Rows from a dataset:
********
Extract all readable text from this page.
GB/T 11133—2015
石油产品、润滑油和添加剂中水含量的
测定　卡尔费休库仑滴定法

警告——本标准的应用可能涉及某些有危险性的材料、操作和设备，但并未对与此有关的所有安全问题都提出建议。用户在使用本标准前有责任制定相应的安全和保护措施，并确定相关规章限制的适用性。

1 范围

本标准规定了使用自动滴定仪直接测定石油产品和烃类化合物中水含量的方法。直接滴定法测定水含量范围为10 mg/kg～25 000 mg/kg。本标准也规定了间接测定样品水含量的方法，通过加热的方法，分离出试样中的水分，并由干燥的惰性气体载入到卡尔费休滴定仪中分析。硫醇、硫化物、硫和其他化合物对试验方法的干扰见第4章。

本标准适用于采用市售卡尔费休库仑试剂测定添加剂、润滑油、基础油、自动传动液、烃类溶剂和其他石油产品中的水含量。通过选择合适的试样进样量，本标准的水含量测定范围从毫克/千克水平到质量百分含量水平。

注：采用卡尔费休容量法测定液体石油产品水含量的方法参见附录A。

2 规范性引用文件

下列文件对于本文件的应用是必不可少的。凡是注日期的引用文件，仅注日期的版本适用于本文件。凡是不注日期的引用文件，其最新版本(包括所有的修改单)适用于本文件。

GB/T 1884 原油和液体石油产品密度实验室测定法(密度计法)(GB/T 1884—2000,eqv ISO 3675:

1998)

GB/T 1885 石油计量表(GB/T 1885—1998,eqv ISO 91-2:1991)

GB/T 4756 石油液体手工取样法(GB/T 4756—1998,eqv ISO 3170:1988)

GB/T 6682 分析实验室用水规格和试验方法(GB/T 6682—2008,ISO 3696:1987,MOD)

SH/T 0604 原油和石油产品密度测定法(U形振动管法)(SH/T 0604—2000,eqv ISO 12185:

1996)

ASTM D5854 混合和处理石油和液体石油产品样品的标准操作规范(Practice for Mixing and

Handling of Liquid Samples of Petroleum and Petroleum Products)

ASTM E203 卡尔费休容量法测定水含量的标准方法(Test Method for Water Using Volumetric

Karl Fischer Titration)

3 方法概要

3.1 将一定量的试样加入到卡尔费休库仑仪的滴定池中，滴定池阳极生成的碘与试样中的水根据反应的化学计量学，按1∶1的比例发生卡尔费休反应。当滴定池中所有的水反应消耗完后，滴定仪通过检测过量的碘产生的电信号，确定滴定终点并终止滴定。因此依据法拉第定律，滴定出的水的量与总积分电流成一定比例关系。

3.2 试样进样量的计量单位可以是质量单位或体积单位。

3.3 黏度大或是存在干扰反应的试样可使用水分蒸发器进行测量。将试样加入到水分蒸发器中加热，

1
********
#### TASK TO COMPLETE
Extract each line holding the string "ASTM".

#### WRITTEN REPLY
ASTM D5854 混合和处理石油和液体石油产品样品的标准操作规范(Practice for Mixing and
ASTM E203 卡尔费休容量法测定水含量的标准方法(Test Method for Water Using Volumetric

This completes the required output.